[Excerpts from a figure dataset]

++++++++++++++++++++

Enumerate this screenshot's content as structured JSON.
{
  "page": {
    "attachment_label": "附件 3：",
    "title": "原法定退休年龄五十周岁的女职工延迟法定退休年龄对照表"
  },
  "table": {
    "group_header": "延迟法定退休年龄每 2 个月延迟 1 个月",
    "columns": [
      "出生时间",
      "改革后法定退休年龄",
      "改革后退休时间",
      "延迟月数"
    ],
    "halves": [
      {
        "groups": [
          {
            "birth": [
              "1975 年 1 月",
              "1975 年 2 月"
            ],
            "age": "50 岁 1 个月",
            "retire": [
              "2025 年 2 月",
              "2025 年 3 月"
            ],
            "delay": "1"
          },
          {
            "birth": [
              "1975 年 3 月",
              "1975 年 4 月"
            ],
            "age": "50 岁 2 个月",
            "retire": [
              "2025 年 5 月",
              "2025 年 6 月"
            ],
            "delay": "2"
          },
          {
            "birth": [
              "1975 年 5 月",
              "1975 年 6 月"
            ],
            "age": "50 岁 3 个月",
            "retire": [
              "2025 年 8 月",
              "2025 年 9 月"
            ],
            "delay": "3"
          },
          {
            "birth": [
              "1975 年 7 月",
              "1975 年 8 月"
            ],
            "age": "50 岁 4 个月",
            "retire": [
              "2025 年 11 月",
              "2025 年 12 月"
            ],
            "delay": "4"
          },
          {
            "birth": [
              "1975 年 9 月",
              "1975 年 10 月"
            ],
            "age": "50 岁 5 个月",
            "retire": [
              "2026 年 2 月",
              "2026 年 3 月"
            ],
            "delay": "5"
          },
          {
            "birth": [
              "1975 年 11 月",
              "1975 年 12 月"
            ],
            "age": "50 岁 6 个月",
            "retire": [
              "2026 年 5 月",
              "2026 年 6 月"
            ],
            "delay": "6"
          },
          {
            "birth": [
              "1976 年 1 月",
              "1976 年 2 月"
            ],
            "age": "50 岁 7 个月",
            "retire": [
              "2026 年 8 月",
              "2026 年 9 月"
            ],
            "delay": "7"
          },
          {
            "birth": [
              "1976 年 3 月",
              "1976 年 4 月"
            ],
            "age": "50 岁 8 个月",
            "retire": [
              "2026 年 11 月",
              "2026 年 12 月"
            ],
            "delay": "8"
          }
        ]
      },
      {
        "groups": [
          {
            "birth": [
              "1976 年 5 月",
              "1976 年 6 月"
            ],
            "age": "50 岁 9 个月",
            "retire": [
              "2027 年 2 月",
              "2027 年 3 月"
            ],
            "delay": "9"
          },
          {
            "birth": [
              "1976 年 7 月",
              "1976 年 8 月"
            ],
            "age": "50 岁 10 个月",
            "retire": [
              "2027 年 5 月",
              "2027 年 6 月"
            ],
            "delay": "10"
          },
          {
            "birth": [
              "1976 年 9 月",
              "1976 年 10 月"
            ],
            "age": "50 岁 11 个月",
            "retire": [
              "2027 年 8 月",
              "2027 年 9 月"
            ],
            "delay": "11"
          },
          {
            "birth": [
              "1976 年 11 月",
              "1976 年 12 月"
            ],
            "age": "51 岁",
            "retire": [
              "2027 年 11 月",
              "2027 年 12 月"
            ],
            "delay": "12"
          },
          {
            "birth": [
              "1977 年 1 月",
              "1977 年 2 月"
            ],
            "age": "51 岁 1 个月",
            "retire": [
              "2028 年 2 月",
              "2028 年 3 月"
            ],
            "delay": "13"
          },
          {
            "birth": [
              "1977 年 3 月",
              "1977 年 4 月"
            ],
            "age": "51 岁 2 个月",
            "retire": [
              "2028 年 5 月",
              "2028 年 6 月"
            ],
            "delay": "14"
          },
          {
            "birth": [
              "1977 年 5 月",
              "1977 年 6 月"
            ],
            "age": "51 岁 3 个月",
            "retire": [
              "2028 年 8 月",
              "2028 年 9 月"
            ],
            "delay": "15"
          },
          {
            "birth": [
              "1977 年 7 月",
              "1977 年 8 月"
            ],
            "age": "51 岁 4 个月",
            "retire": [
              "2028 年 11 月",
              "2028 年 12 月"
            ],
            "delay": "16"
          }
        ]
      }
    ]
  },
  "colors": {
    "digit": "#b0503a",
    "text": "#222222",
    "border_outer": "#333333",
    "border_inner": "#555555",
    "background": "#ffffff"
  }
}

++++++++++++++++++++

(Task to carry out) Output all of the material exactly as written.

(Full solution)
Enumerate this screenshot's content as structured JSON.
{
  "page": {
    "attachment_label": "附件 3：",
    "title": "原法定退休年龄五十周岁的女职工延迟法定退休年龄对照表"
  },
  "table": {
    "group_header": "延迟法定退休年龄每 2 个月延迟 1 个月",
    "columns": [
      "出生时间",
      "改革后法定退休年龄",
      "改革后退休时间",
      "延迟月数"
    ],
    "halves": [
      {
        "groups": [
          {
            "birth": [
              "1975 年 1 月",
              "1975 年 2 月"
            ],
            "age": "50 岁 1 个月",
            "retire": [
              "2025 年 2 月",
              "2025 年 3 月"
            ],
            "delay": "1"
          },
          {
            "birth": [
              "1975 年 3 月",
              "1975 年 4 月"
            ],
            "age": "50 岁 2 个月",
            "retire": [
              "2025 年 5 月",
              "2025 年 6 月"
            ],
            "delay": "2"
          },
          {
            "birth": [
              "1975 年 5 月",
              "1975 年 6 月"
            ],
            "age": "50 岁 3 个月",
            "retire": [
              "2025 年 8 月",
              "2025 年 9 月"
            ],
            "delay": "3"
          },
          {
            "birth": [
              "1975 年 7 月",
              "1975 年 8 月"
            ],
            "age": "50 岁 4 个月",
            "retire": [
              "2025 年 11 月",
              "2025 年 12 月"
            ],
            "delay": "4"
          },
          {
            "birth": [
              "1975 年 9 月",
              "1975 年 10 月"
            ],
            "age": "50 岁 5 个月",
            "retire": [
              "2026 年 2 月",
              "2026 年 3 月"
            ],
            "delay": "5"
          },
          {
            "birth": [
              "1975 年 11 月",
              "1975 年 12 月"
            ],
            "age": "50 岁 6 个月",
            "retire": [
              "2026 年 5 月",
              "2026 年 6 月"
            ],
            "delay": "6"
          },
          {
            "birth": [
              "1976 年 1 月",
              "1976 年 2 月"
            ],
            "age": "50 岁 7 个月",
            "retire": [
              "2026 年 8 月",
              "2026 年 9 月"
            ],
            "delay": "7"
          },
          {
            "birth": [
              "1976 年 3 月",
              "1976 年 4 月"
            ],
            "age": "50 岁 8 个月",
            "retire": [
              "2026 年 11 月",
              "2026 年 12 月"
            ],
            "delay": "8"
          }
        ]
      },
      {
        "groups": [
          {
            "birth": [
              "1976 年 5 月",
              "1976 年 6 月"
            ],
            "age": "50 岁 9 个月",
            "retire": [
              "2027 年 2 月",
              "2027 年 3 月"
            ],
            "delay": "9"
          },
          {
            "birth": [
              "1976 年 7 月",
              "1976 年 8 月"
            ],
            "age": "50 岁 10 个月",
            "retire": [
              "2027 年 5 月",
              "2027 年 6 月"
            ],
            "delay": "10"
          },
          {
            "birth": [
              "1976 年 9 月",
              "1976 年 10 月"
            ],
            "age": "50 岁 11 个月",
            "retire": [
              "2027 年 8 月",
              "2027 年 9 月"
            ],
            "delay": "11"
          },
          {
            "birth": [
              "1976 年 11 月",
              "1976 年 12 月"
            ],
            "age": "51 岁",
            "retire": [
              "2027 年 11 月",
              "2027 年 12 月"
            ],
            "delay": "12"
          },
          {
            "birth": [
              "1977 年 1 月",
              "1977 年 2 月"
            ],
            "age": "51 岁 1 个月",
            "retire": [
              "2028 年 2 月",
              "2028 年 3 月"
            ],
            "delay": "13"
          },
          {
            "birth": [
              "1977 年 3 月",
              "1977 年 4 月"
            ],
            "age": "51 岁 2 个月",
            "retire": [
              "2028 年 5 月",
              "2028 年 6 月"
            ],
            "delay": "14"
          },
          {
            "birth": [
              "1977 年 5 月",
              "1977 年 6 月"
            ],
            "age": "51 岁 3 个月",
            "retire": [
              "2028 年 8 月",
              "2028 年 9 月"
            ],
            "delay": "15"
          },
          {
            "birth": [
              "1977 年 7 月",
              "1977 年 8 月"
            ],
            "age": "51 岁 4 个月",
            "retire": [
              "2028 年 11 月",
              "2028 年 12 月"
            ],
            "delay": "16"
          }
        ]
      }
    ]
  },
  "colors": {
    "digit": "#b0503a",
    "text": "#222222",
    "border_outer": "#333333",
    "border_inner": "#555555",
    "background": "#ffffff"
  }
}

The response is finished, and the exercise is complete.